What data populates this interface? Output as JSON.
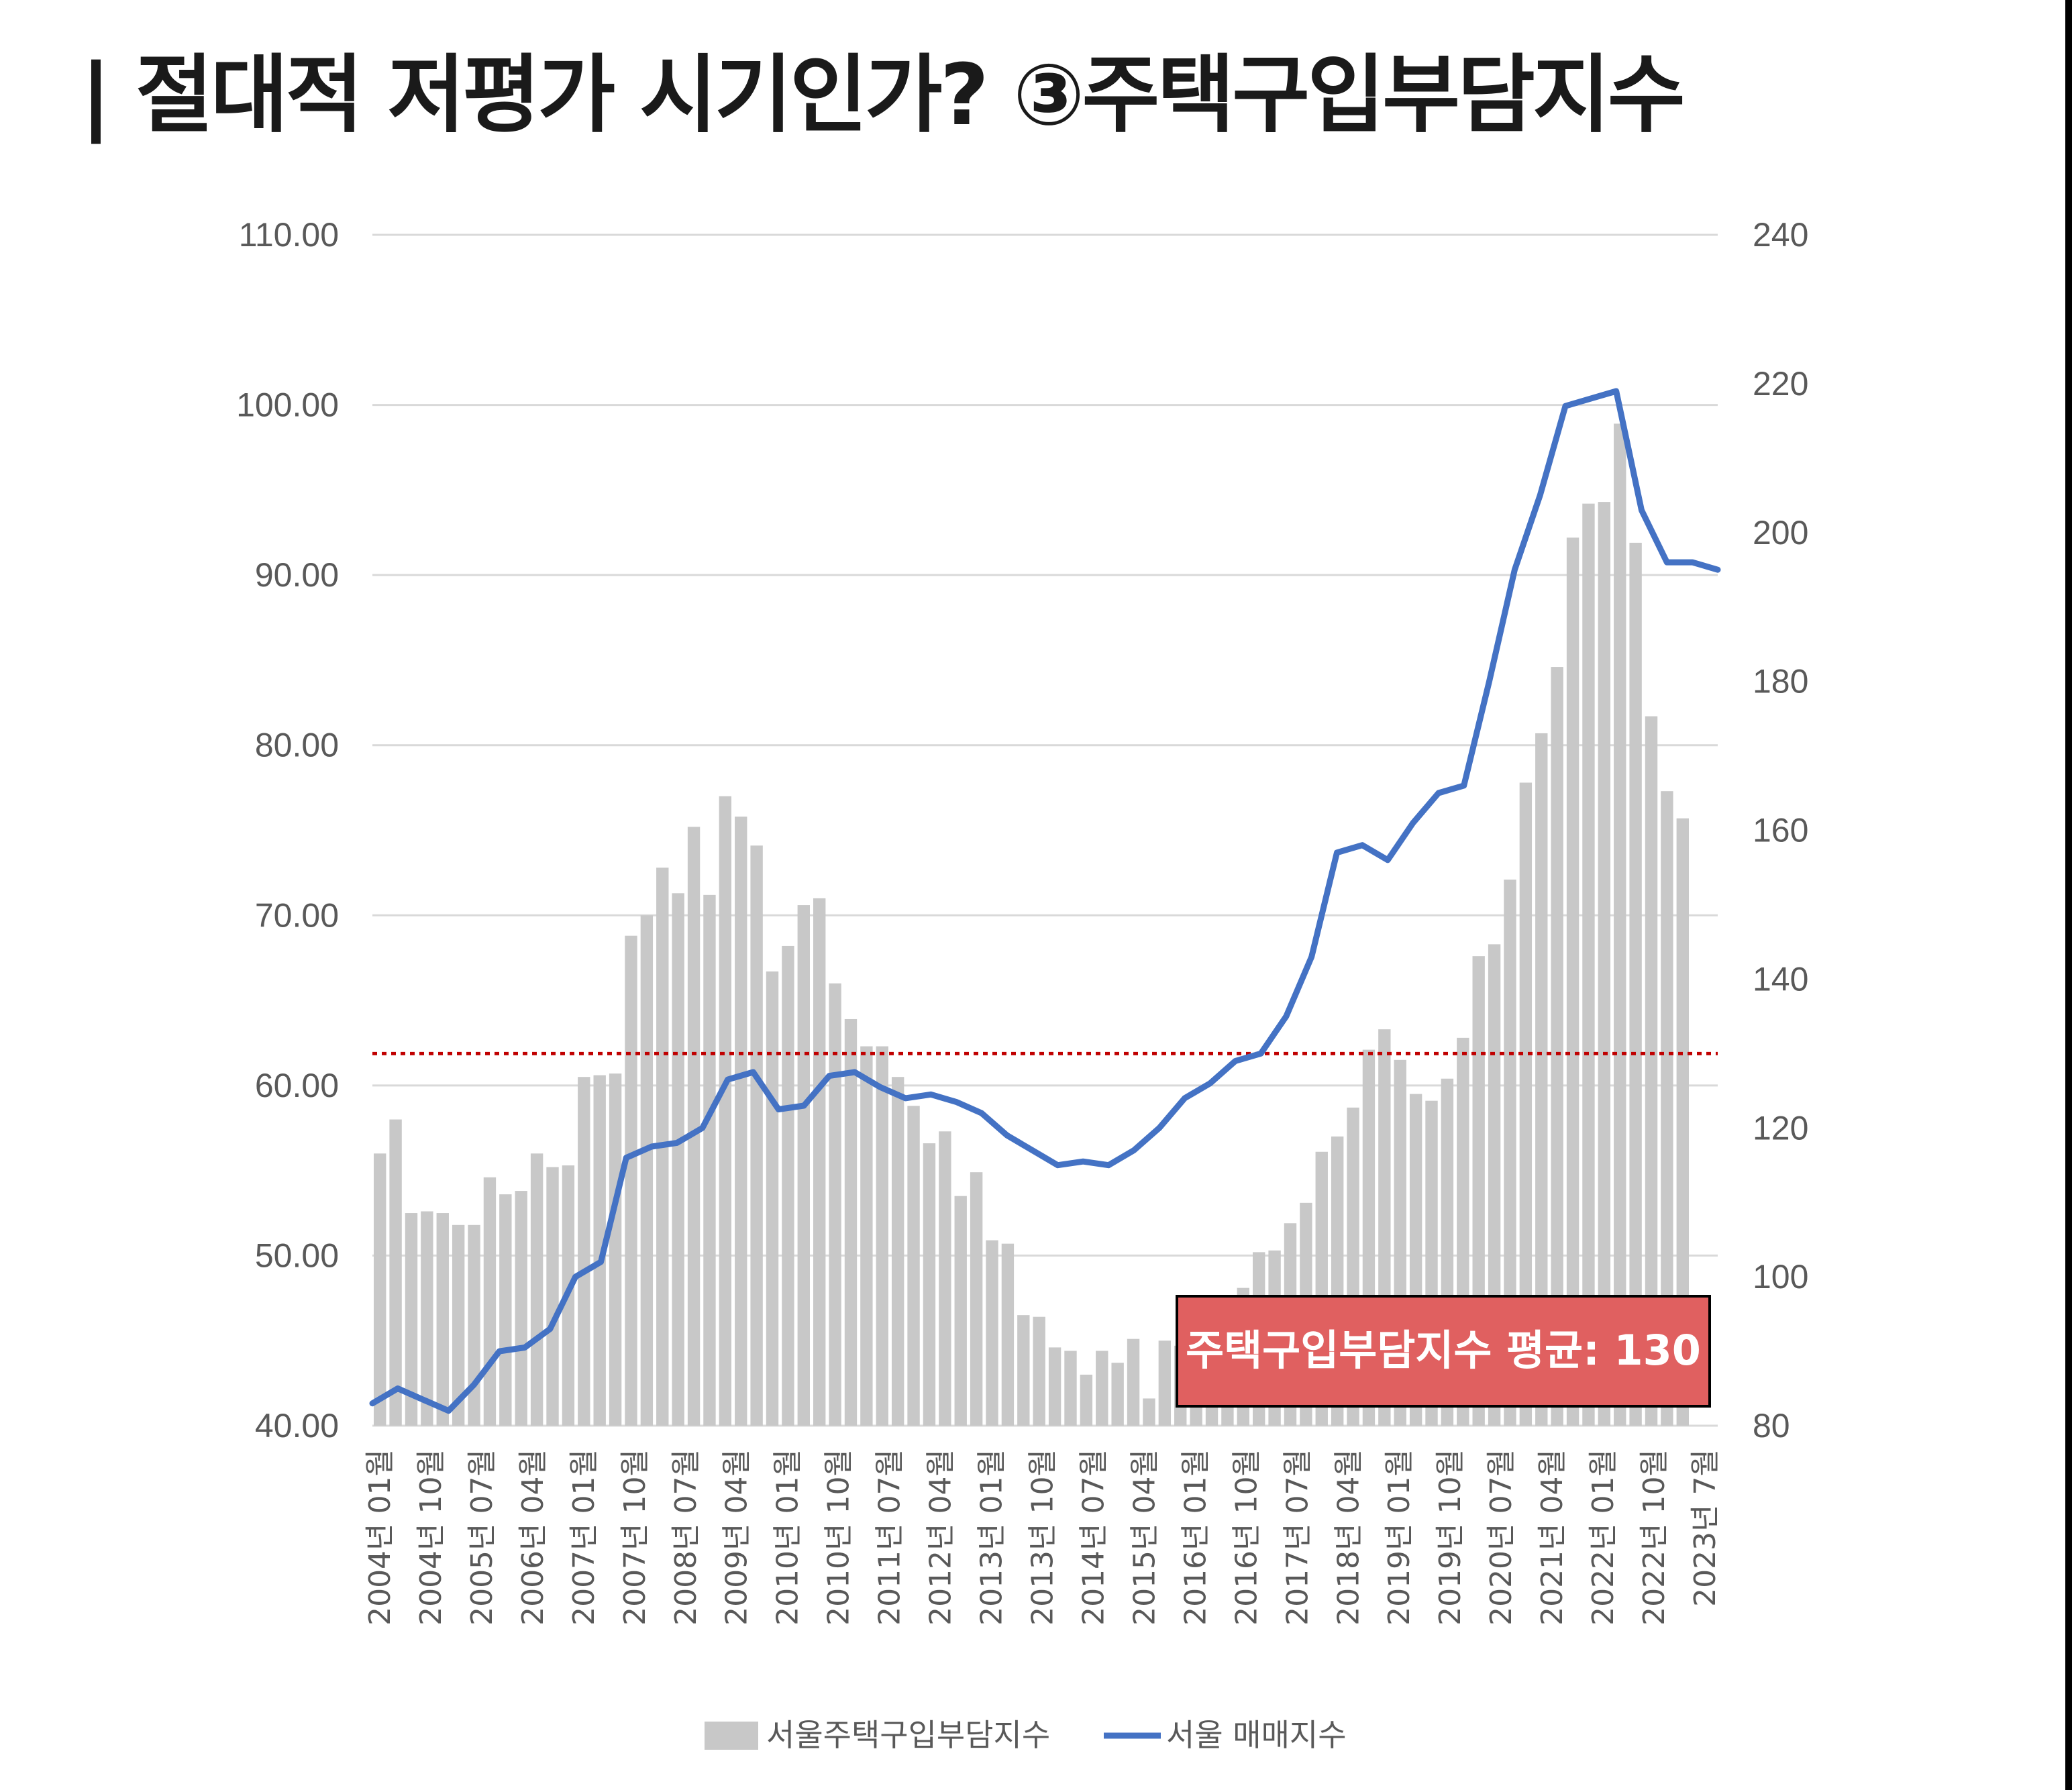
{
  "title": "| 절대적 저평가 시기인가? ③주택구입부담지수",
  "callout": "주택구입부담지수 평균: 130",
  "colors": {
    "bars": "#c8c8c8",
    "line": "#4472c4",
    "avg_line": "#c00000",
    "callout_fill": "#e06060",
    "grid": "#d9d9d9"
  },
  "chart_data": {
    "type": "bar+line",
    "x_labels": [
      "2004년 01월",
      "2004년 10월",
      "2005년 07월",
      "2006년 04월",
      "2007년 01월",
      "2007년 10월",
      "2008년 07월",
      "2009년 04월",
      "2010년 01월",
      "2010년 10월",
      "2011년 07월",
      "2012년 04월",
      "2013년 01월",
      "2013년 10월",
      "2014년 07월",
      "2015년 04월",
      "2016년 01월",
      "2016년 10월",
      "2017년 07월",
      "2018년 04월",
      "2019년 01월",
      "2019년 10월",
      "2020년 07월",
      "2021년 04월",
      "2022년 01월",
      "2022년 10월",
      "2023년 7월"
    ],
    "y_left": {
      "ticks": [
        "110.00",
        "100.00",
        "90.00",
        "80.00",
        "70.00",
        "60.00",
        "50.00",
        "40.00"
      ],
      "range": [
        40,
        110
      ]
    },
    "y_right": {
      "ticks": [
        "240",
        "220",
        "200",
        "180",
        "160",
        "140",
        "120",
        "100",
        "80"
      ],
      "range": [
        80,
        240
      ]
    },
    "average_line_right_axis": 130,
    "series": [
      {
        "name": "서울주택구입부담지수",
        "type": "bar",
        "axis": "left",
        "values": [
          56,
          58,
          52.5,
          52.6,
          52.5,
          51.8,
          51.8,
          54.6,
          53.6,
          53.8,
          56.0,
          55.2,
          55.3,
          60.5,
          60.6,
          60.7,
          68.8,
          70.0,
          72.8,
          71.3,
          75.2,
          71.2,
          77.0,
          75.8,
          74.1,
          66.7,
          68.2,
          70.6,
          71.0,
          66.0,
          63.9,
          62.3,
          62.3,
          60.5,
          58.8,
          56.6,
          57.3,
          53.5,
          54.9,
          50.9,
          50.7,
          46.5,
          46.4,
          44.6,
          44.4,
          43.0,
          44.4,
          43.7,
          45.1,
          41.6,
          45.0,
          44.7,
          45.9,
          46.8,
          47.3,
          48.1,
          50.2,
          50.3,
          51.9,
          53.1,
          56.1,
          57.0,
          58.7,
          62.1,
          63.3,
          61.5,
          59.5,
          59.1,
          60.4,
          62.8,
          67.6,
          68.3,
          72.1,
          77.8,
          80.7,
          84.6,
          92.2,
          94.2,
          94.3,
          98.9,
          91.9,
          81.7,
          77.3,
          75.7
        ]
      },
      {
        "name": "서울 매매지수",
        "type": "line",
        "axis": "right",
        "points": [
          [
            0,
            83
          ],
          [
            1,
            85
          ],
          [
            2,
            83.5
          ],
          [
            3,
            82
          ],
          [
            4,
            85.5
          ],
          [
            5,
            90
          ],
          [
            6,
            90.5
          ],
          [
            7,
            93
          ],
          [
            8,
            100
          ],
          [
            9,
            102
          ],
          [
            10,
            116
          ],
          [
            11,
            117.5
          ],
          [
            12,
            118
          ],
          [
            13,
            120
          ],
          [
            14,
            126.5
          ],
          [
            15,
            127.5
          ],
          [
            16,
            122.5
          ],
          [
            17,
            123
          ],
          [
            18,
            127
          ],
          [
            19,
            127.5
          ],
          [
            20,
            125.5
          ],
          [
            21,
            124
          ],
          [
            22,
            124.5
          ],
          [
            23,
            123.5
          ],
          [
            24,
            122
          ],
          [
            25,
            119
          ],
          [
            26,
            117
          ],
          [
            27,
            115
          ],
          [
            28,
            115.5
          ],
          [
            29,
            115
          ],
          [
            30,
            117
          ],
          [
            31,
            120
          ],
          [
            32,
            124
          ],
          [
            33,
            126
          ],
          [
            34,
            129
          ],
          [
            35,
            130
          ],
          [
            36,
            135
          ],
          [
            37,
            143
          ],
          [
            38,
            157
          ],
          [
            39,
            158
          ],
          [
            40,
            156
          ],
          [
            41,
            161
          ],
          [
            42,
            165
          ],
          [
            43,
            166
          ],
          [
            44,
            180
          ],
          [
            45,
            195
          ],
          [
            46,
            205
          ],
          [
            47,
            217
          ],
          [
            48,
            218
          ],
          [
            49,
            219
          ],
          [
            50,
            203
          ],
          [
            51,
            196
          ],
          [
            52,
            196
          ],
          [
            53,
            195
          ]
        ]
      }
    ],
    "legend_position": "bottom",
    "grid": true
  }
}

════════════════════

* Do this: Print the full listing exactly, dropping the pictures.

* Correct output:
What data populates this interface? Output as JSON.
{
  "title": "| 절대적 저평가 시기인가? ③주택구입부담지수",
  "callout": "주택구입부담지수 평균: 130",
  "colors": {
    "bars": "#c8c8c8",
    "line": "#4472c4",
    "avg_line": "#c00000",
    "callout_fill": "#e06060",
    "grid": "#d9d9d9"
  },
  "chart_data": {
    "type": "bar+line",
    "x_labels": [
      "2004년 01월",
      "2004년 10월",
      "2005년 07월",
      "2006년 04월",
      "2007년 01월",
      "2007년 10월",
      "2008년 07월",
      "2009년 04월",
      "2010년 01월",
      "2010년 10월",
      "2011년 07월",
      "2012년 04월",
      "2013년 01월",
      "2013년 10월",
      "2014년 07월",
      "2015년 04월",
      "2016년 01월",
      "2016년 10월",
      "2017년 07월",
      "2018년 04월",
      "2019년 01월",
      "2019년 10월",
      "2020년 07월",
      "2021년 04월",
      "2022년 01월",
      "2022년 10월",
      "2023년 7월"
    ],
    "y_left": {
      "ticks": [
        "110.00",
        "100.00",
        "90.00",
        "80.00",
        "70.00",
        "60.00",
        "50.00",
        "40.00"
      ],
      "range": [
        40,
        110
      ]
    },
    "y_right": {
      "ticks": [
        "240",
        "220",
        "200",
        "180",
        "160",
        "140",
        "120",
        "100",
        "80"
      ],
      "range": [
        80,
        240
      ]
    },
    "average_line_right_axis": 130,
    "series": [
      {
        "name": "서울주택구입부담지수",
        "type": "bar",
        "axis": "left",
        "values": [
          56,
          58,
          52.5,
          52.6,
          52.5,
          51.8,
          51.8,
          54.6,
          53.6,
          53.8,
          56.0,
          55.2,
          55.3,
          60.5,
          60.6,
          60.7,
          68.8,
          70.0,
          72.8,
          71.3,
          75.2,
          71.2,
          77.0,
          75.8,
          74.1,
          66.7,
          68.2,
          70.6,
          71.0,
          66.0,
          63.9,
          62.3,
          62.3,
          60.5,
          58.8,
          56.6,
          57.3,
          53.5,
          54.9,
          50.9,
          50.7,
          46.5,
          46.4,
          44.6,
          44.4,
          43.0,
          44.4,
          43.7,
          45.1,
          41.6,
          45.0,
          44.7,
          45.9,
          46.8,
          47.3,
          48.1,
          50.2,
          50.3,
          51.9,
          53.1,
          56.1,
          57.0,
          58.7,
          62.1,
          63.3,
          61.5,
          59.5,
          59.1,
          60.4,
          62.8,
          67.6,
          68.3,
          72.1,
          77.8,
          80.7,
          84.6,
          92.2,
          94.2,
          94.3,
          98.9,
          91.9,
          81.7,
          77.3,
          75.7
        ]
      },
      {
        "name": "서울 매매지수",
        "type": "line",
        "axis": "right",
        "points": [
          [
            0,
            83
          ],
          [
            1,
            85
          ],
          [
            2,
            83.5
          ],
          [
            3,
            82
          ],
          [
            4,
            85.5
          ],
          [
            5,
            90
          ],
          [
            6,
            90.5
          ],
          [
            7,
            93
          ],
          [
            8,
            100
          ],
          [
            9,
            102
          ],
          [
            10,
            116
          ],
          [
            11,
            117.5
          ],
          [
            12,
            118
          ],
          [
            13,
            120
          ],
          [
            14,
            126.5
          ],
          [
            15,
            127.5
          ],
          [
            16,
            122.5
          ],
          [
            17,
            123
          ],
          [
            18,
            127
          ],
          [
            19,
            127.5
          ],
          [
            20,
            125.5
          ],
          [
            21,
            124
          ],
          [
            22,
            124.5
          ],
          [
            23,
            123.5
          ],
          [
            24,
            122
          ],
          [
            25,
            119
          ],
          [
            26,
            117
          ],
          [
            27,
            115
          ],
          [
            28,
            115.5
          ],
          [
            29,
            115
          ],
          [
            30,
            117
          ],
          [
            31,
            120
          ],
          [
            32,
            124
          ],
          [
            33,
            126
          ],
          [
            34,
            129
          ],
          [
            35,
            130
          ],
          [
            36,
            135
          ],
          [
            37,
            143
          ],
          [
            38,
            157
          ],
          [
            39,
            158
          ],
          [
            40,
            156
          ],
          [
            41,
            161
          ],
          [
            42,
            165
          ],
          [
            43,
            166
          ],
          [
            44,
            180
          ],
          [
            45,
            195
          ],
          [
            46,
            205
          ],
          [
            47,
            217
          ],
          [
            48,
            218
          ],
          [
            49,
            219
          ],
          [
            50,
            203
          ],
          [
            51,
            196
          ],
          [
            52,
            196
          ],
          [
            53,
            195
          ]
        ]
      }
    ],
    "legend_position": "bottom",
    "grid": true
  }
}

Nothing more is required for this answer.